* Begin MATERIAL SHOWN *

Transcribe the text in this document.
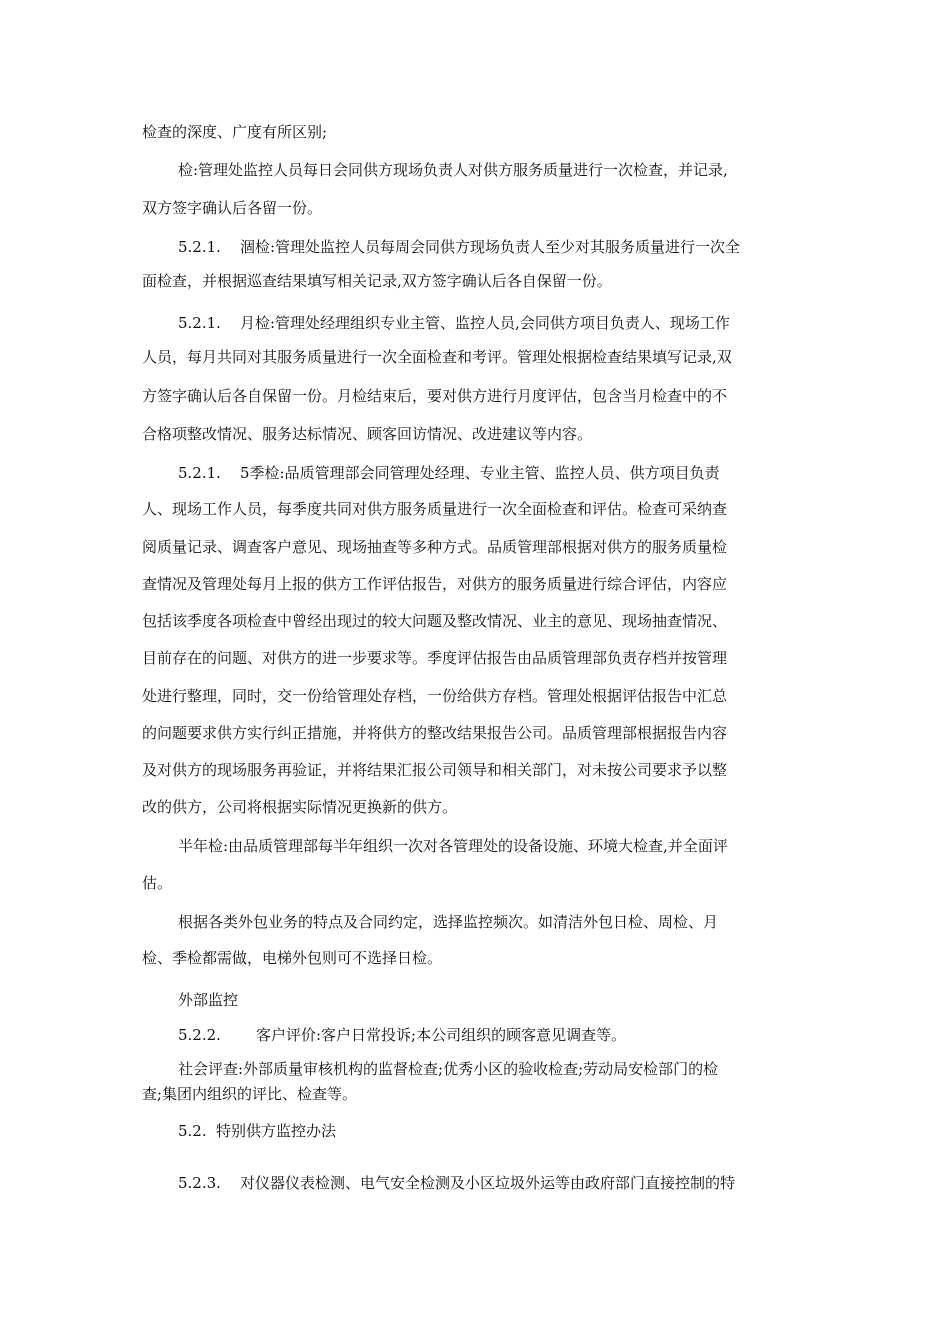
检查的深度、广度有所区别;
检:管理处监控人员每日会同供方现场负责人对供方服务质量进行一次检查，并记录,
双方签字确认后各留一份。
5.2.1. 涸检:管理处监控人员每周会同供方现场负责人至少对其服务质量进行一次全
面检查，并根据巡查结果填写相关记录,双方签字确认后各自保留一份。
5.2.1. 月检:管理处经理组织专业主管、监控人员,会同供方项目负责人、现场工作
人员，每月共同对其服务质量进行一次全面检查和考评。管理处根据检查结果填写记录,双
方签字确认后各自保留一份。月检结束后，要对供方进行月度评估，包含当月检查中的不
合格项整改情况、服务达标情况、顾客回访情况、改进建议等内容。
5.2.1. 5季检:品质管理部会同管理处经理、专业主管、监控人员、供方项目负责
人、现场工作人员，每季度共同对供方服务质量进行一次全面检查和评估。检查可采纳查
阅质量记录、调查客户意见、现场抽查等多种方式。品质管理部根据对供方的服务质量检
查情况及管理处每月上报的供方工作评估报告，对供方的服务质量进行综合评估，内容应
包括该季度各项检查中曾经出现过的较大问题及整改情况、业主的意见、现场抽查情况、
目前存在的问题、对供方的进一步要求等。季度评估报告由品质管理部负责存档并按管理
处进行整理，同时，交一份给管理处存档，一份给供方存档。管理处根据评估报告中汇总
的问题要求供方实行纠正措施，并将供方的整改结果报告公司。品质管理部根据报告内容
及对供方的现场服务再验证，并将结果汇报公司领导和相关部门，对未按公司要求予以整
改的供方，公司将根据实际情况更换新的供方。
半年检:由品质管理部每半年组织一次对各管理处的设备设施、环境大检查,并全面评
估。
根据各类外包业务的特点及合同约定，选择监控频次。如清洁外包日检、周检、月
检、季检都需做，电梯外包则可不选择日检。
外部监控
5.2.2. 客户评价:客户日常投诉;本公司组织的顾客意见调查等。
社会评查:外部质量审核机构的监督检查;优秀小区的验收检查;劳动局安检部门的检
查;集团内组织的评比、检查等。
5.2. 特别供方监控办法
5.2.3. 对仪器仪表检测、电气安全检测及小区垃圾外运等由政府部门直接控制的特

* End MATERIAL SHOWN *

### EXERCISE
Write the records above out again exactly, with no pictures in your copy.

### RESPONSE BELOW
Transcribe the text in this document.
检查的深度、广度有所区别;
检:管理处监控人员每日会同供方现场负责人对供方服务质量进行一次检查，并记录,
双方签字确认后各留一份。
5.2.1. 涸检:管理处监控人员每周会同供方现场负责人至少对其服务质量进行一次全
面检查，并根据巡查结果填写相关记录,双方签字确认后各自保留一份。
5.2.1. 月检:管理处经理组织专业主管、监控人员,会同供方项目负责人、现场工作
人员，每月共同对其服务质量进行一次全面检查和考评。管理处根据检查结果填写记录,双
方签字确认后各自保留一份。月检结束后，要对供方进行月度评估，包含当月检查中的不
合格项整改情况、服务达标情况、顾客回访情况、改进建议等内容。
5.2.1. 5季检:品质管理部会同管理处经理、专业主管、监控人员、供方项目负责
人、现场工作人员，每季度共同对供方服务质量进行一次全面检查和评估。检查可采纳查
阅质量记录、调查客户意见、现场抽查等多种方式。品质管理部根据对供方的服务质量检
查情况及管理处每月上报的供方工作评估报告，对供方的服务质量进行综合评估，内容应
包括该季度各项检查中曾经出现过的较大问题及整改情况、业主的意见、现场抽查情况、
目前存在的问题、对供方的进一步要求等。季度评估报告由品质管理部负责存档并按管理
处进行整理，同时，交一份给管理处存档，一份给供方存档。管理处根据评估报告中汇总
的问题要求供方实行纠正措施，并将供方的整改结果报告公司。品质管理部根据报告内容
及对供方的现场服务再验证，并将结果汇报公司领导和相关部门，对未按公司要求予以整
改的供方，公司将根据实际情况更换新的供方。
半年检:由品质管理部每半年组织一次对各管理处的设备设施、环境大检查,并全面评
估。
根据各类外包业务的特点及合同约定，选择监控频次。如清洁外包日检、周检、月
检、季检都需做，电梯外包则可不选择日检。
外部监控
5.2.2. 客户评价:客户日常投诉;本公司组织的顾客意见调查等。
社会评查:外部质量审核机构的监督检查;优秀小区的验收检查;劳动局安检部门的检
查;集团内组织的评比、检查等。
5.2. 特别供方监控办法
5.2.3. 对仪器仪表检测、电气安全检测及小区垃圾外运等由政府部门直接控制的特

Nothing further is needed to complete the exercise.